__PROMPT__: Repeat each line exactly, leaving nothing out.

__RECORD EXTRACTS__:
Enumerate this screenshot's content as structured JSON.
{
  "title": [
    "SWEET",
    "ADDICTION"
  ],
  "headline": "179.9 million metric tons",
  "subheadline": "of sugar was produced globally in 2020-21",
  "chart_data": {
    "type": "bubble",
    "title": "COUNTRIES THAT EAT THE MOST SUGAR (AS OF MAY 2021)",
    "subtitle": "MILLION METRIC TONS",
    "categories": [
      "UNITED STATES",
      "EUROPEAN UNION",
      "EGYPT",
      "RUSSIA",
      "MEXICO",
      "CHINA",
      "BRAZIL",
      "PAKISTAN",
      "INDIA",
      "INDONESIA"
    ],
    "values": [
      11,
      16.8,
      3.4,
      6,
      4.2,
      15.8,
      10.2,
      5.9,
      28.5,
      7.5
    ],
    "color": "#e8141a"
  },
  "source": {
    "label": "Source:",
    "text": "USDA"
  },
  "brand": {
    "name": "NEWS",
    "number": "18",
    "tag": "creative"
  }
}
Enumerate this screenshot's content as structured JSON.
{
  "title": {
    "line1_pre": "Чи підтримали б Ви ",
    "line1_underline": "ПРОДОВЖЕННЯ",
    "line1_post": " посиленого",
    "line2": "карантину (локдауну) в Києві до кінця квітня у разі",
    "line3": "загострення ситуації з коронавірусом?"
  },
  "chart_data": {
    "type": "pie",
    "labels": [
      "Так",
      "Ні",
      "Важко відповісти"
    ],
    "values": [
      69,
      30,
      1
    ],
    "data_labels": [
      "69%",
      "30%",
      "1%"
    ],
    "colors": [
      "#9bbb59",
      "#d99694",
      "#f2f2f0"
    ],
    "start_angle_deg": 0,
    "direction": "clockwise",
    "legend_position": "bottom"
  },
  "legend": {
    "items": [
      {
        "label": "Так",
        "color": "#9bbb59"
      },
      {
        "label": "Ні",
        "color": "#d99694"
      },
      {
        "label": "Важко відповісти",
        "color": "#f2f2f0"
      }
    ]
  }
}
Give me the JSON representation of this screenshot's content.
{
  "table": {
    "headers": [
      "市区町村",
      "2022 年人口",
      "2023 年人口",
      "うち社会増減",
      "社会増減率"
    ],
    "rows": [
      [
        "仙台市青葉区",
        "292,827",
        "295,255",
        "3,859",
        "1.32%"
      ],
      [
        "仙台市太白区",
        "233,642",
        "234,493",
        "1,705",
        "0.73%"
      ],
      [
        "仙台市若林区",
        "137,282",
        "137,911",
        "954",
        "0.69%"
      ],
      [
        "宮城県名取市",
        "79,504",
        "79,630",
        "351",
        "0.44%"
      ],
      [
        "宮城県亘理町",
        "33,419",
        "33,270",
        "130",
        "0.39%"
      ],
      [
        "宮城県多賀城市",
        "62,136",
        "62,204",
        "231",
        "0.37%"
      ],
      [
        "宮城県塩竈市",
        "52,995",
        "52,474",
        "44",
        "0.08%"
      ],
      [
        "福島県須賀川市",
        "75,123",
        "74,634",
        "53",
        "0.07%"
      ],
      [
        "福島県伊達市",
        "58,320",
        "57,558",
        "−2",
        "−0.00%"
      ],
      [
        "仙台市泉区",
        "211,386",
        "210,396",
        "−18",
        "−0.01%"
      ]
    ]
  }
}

__REPLY TO THE TASK__:
Enumerate this screenshot's content as structured JSON.
{
  "title": [
    "SWEET",
    "ADDICTION"
  ],
  "headline": "179.9 million metric tons",
  "subheadline": "of sugar was produced globally in 2020-21",
  "chart_data": {
    "type": "bubble",
    "title": "COUNTRIES THAT EAT THE MOST SUGAR (AS OF MAY 2021)",
    "subtitle": "MILLION METRIC TONS",
    "categories": [
      "UNITED STATES",
      "EUROPEAN UNION",
      "EGYPT",
      "RUSSIA",
      "MEXICO",
      "CHINA",
      "BRAZIL",
      "PAKISTAN",
      "INDIA",
      "INDONESIA"
    ],
    "values": [
      11,
      16.8,
      3.4,
      6,
      4.2,
      15.8,
      10.2,
      5.9,
      28.5,
      7.5
    ],
    "color": "#e8141a"
  },
  "source": {
    "label": "Source:",
    "text": "USDA"
  },
  "brand": {
    "name": "NEWS",
    "number": "18",
    "tag": "creative"
  }
}
Enumerate this screenshot's content as structured JSON.
{
  "title": {
    "line1_pre": "Чи підтримали б Ви ",
    "line1_underline": "ПРОДОВЖЕННЯ",
    "line1_post": " посиленого",
    "line2": "карантину (локдауну) в Києві до кінця квітня у разі",
    "line3": "загострення ситуації з коронавірусом?"
  },
  "chart_data": {
    "type": "pie",
    "labels": [
      "Так",
      "Ні",
      "Важко відповісти"
    ],
    "values": [
      69,
      30,
      1
    ],
    "data_labels": [
      "69%",
      "30%",
      "1%"
    ],
    "colors": [
      "#9bbb59",
      "#d99694",
      "#f2f2f0"
    ],
    "start_angle_deg": 0,
    "direction": "clockwise",
    "legend_position": "bottom"
  },
  "legend": {
    "items": [
      {
        "label": "Так",
        "color": "#9bbb59"
      },
      {
        "label": "Ні",
        "color": "#d99694"
      },
      {
        "label": "Важко відповісти",
        "color": "#f2f2f0"
      }
    ]
  }
}
Give me the JSON representation of this screenshot's content.
{
  "table": {
    "headers": [
      "市区町村",
      "2022 年人口",
      "2023 年人口",
      "うち社会増減",
      "社会増減率"
    ],
    "rows": [
      [
        "仙台市青葉区",
        "292,827",
        "295,255",
        "3,859",
        "1.32%"
      ],
      [
        "仙台市太白区",
        "233,642",
        "234,493",
        "1,705",
        "0.73%"
      ],
      [
        "仙台市若林区",
        "137,282",
        "137,911",
        "954",
        "0.69%"
      ],
      [
        "宮城県名取市",
        "79,504",
        "79,630",
        "351",
        "0.44%"
      ],
      [
        "宮城県亘理町",
        "33,419",
        "33,270",
        "130",
        "0.39%"
      ],
      [
        "宮城県多賀城市",
        "62,136",
        "62,204",
        "231",
        "0.37%"
      ],
      [
        "宮城県塩竈市",
        "52,995",
        "52,474",
        "44",
        "0.08%"
      ],
      [
        "福島県須賀川市",
        "75,123",
        "74,634",
        "53",
        "0.07%"
      ],
      [
        "福島県伊達市",
        "58,320",
        "57,558",
        "−2",
        "−0.00%"
      ],
      [
        "仙台市泉区",
        "211,386",
        "210,396",
        "−18",
        "−0.01%"
      ]
    ]
  }
}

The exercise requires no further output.